__WHAT TO PRODUCE__. Go through the entries below and copy each line containing the word "this".

** Begin SOURCE DATA **

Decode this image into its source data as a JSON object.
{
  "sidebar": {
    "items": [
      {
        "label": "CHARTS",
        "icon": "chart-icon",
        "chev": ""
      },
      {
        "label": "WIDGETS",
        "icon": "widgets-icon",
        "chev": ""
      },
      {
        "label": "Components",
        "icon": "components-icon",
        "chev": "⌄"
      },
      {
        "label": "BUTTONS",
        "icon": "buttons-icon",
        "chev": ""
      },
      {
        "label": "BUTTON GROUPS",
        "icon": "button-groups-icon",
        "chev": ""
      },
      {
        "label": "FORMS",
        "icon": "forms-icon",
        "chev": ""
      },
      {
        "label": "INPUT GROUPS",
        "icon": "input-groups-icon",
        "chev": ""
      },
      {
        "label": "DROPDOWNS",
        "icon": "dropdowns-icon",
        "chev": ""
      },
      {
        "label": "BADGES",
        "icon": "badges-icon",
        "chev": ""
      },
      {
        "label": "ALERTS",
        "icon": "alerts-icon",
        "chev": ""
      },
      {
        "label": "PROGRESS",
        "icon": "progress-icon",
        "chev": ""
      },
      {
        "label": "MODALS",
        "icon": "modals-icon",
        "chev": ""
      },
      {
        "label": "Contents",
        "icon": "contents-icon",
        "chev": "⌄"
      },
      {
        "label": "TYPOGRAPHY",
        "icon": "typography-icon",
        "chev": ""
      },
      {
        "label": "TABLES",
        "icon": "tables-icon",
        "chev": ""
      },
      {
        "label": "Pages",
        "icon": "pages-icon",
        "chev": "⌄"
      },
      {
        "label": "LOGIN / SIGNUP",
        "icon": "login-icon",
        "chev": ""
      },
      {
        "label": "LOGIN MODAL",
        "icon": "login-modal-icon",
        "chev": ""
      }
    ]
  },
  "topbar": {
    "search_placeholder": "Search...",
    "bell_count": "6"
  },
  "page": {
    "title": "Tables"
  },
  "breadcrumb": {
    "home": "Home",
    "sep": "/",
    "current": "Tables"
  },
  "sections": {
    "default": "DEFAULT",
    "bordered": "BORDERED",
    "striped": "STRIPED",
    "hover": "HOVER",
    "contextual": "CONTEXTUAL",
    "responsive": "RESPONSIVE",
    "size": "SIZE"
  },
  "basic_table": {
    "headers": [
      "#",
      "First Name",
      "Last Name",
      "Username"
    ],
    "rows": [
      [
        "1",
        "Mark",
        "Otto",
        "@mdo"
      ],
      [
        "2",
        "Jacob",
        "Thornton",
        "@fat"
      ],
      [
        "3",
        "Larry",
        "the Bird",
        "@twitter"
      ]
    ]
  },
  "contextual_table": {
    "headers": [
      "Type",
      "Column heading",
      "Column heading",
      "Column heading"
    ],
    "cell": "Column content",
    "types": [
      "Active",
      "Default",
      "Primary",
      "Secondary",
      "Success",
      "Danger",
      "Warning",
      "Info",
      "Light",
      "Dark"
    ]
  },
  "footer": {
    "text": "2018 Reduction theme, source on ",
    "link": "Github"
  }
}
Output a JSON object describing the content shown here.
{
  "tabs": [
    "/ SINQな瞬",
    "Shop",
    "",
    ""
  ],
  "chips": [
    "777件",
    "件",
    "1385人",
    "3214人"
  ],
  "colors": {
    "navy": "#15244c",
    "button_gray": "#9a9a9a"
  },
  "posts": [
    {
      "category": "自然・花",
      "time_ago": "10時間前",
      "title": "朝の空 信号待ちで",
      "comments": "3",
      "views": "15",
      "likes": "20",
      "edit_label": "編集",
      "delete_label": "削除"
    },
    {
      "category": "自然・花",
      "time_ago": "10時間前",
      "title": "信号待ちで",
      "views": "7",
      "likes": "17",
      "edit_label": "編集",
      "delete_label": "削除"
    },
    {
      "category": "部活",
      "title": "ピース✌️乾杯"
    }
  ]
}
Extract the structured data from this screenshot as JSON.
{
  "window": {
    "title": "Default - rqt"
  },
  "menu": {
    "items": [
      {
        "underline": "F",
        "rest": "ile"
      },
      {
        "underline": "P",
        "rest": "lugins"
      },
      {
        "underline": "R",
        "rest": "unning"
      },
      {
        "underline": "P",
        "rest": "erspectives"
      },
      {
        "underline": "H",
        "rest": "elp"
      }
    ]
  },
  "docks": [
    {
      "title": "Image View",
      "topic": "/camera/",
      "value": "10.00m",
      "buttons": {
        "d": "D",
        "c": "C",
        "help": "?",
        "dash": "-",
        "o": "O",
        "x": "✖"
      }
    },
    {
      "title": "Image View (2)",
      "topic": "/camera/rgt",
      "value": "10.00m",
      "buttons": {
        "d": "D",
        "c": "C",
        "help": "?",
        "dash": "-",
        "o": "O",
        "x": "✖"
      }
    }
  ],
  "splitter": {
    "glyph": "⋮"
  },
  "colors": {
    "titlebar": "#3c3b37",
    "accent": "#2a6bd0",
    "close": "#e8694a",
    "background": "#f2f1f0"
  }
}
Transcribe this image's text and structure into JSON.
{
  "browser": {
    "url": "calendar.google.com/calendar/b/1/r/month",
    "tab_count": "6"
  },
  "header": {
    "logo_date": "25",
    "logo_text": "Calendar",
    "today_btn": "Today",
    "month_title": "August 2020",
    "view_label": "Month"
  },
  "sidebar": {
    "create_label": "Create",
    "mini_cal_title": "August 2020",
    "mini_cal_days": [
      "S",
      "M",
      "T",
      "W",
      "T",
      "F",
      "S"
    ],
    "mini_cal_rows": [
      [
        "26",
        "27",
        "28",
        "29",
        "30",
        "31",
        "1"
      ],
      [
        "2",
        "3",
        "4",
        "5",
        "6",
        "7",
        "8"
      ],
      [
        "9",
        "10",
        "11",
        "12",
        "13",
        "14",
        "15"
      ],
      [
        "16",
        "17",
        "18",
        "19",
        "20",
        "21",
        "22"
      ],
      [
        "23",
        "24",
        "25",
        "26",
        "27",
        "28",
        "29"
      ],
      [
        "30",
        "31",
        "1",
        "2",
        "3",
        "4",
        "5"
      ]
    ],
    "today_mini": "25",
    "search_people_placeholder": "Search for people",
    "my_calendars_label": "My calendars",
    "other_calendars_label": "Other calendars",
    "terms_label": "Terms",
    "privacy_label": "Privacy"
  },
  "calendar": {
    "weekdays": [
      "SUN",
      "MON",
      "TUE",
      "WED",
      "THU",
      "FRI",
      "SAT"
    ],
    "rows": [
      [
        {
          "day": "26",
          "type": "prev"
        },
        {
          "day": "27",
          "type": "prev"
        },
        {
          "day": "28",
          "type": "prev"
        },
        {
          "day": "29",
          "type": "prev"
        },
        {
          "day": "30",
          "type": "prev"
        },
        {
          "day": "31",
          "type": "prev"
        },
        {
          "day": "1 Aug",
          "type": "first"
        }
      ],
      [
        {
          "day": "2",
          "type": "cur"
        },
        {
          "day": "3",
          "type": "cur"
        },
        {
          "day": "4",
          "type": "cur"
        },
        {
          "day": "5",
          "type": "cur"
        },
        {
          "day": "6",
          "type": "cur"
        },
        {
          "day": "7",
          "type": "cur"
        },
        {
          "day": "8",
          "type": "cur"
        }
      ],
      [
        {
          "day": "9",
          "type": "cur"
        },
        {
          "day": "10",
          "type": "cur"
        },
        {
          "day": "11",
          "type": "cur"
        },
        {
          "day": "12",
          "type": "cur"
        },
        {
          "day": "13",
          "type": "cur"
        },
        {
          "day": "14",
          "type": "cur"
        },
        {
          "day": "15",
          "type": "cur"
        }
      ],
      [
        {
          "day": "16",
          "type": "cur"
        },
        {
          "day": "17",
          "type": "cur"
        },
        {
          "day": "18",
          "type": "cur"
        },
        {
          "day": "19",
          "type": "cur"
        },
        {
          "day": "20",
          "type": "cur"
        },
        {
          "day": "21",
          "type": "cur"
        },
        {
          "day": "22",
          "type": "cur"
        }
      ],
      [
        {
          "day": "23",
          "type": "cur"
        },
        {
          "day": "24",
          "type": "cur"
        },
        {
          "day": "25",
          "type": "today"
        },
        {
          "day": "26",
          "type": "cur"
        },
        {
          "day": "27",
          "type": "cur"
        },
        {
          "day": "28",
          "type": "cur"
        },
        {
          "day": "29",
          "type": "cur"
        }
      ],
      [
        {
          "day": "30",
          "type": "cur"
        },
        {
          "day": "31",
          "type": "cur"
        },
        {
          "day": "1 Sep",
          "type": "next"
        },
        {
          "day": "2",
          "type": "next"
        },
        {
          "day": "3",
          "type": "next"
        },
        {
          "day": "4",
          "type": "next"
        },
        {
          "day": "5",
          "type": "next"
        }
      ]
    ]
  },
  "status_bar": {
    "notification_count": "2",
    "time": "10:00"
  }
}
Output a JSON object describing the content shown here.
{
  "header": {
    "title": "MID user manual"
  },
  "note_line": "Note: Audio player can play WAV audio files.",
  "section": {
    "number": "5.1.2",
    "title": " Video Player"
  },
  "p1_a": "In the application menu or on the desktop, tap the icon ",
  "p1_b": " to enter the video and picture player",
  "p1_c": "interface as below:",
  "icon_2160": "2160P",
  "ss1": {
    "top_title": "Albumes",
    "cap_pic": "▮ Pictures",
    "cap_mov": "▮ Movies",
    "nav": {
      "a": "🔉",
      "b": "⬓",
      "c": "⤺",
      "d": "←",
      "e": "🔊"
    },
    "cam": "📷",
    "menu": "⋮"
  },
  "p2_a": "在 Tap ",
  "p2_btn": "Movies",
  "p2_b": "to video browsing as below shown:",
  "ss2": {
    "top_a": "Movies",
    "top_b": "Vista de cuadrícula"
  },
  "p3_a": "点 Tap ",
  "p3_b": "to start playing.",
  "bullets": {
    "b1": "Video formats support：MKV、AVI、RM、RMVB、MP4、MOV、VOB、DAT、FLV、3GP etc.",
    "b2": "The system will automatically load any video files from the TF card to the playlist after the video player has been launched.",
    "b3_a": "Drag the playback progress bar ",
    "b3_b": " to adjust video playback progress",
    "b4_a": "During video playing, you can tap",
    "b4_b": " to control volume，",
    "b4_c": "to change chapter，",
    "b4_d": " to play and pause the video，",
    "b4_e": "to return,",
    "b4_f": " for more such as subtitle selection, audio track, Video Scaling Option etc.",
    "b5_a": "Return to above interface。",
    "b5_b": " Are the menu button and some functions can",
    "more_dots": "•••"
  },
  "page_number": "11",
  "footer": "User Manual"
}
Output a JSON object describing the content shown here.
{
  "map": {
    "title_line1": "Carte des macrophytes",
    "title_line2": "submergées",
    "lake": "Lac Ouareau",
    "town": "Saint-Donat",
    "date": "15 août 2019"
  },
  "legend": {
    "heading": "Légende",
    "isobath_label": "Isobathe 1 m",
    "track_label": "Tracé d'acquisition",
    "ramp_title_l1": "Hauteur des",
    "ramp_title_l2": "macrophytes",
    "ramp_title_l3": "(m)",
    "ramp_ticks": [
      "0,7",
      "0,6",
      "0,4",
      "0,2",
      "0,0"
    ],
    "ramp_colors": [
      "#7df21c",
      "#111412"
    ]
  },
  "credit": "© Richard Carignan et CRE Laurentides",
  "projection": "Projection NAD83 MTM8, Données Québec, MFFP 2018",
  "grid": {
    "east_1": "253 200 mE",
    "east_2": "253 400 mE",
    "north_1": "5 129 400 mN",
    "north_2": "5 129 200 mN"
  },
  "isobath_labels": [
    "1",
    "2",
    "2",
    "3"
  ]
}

** End SOURCE DATA **

__RESPONSE TO THE EXERCISE__.
Decode this image into its source data as a JSON object.
Extract the structured data from this screenshot as JSON.
Transcribe this image's text and structure into JSON.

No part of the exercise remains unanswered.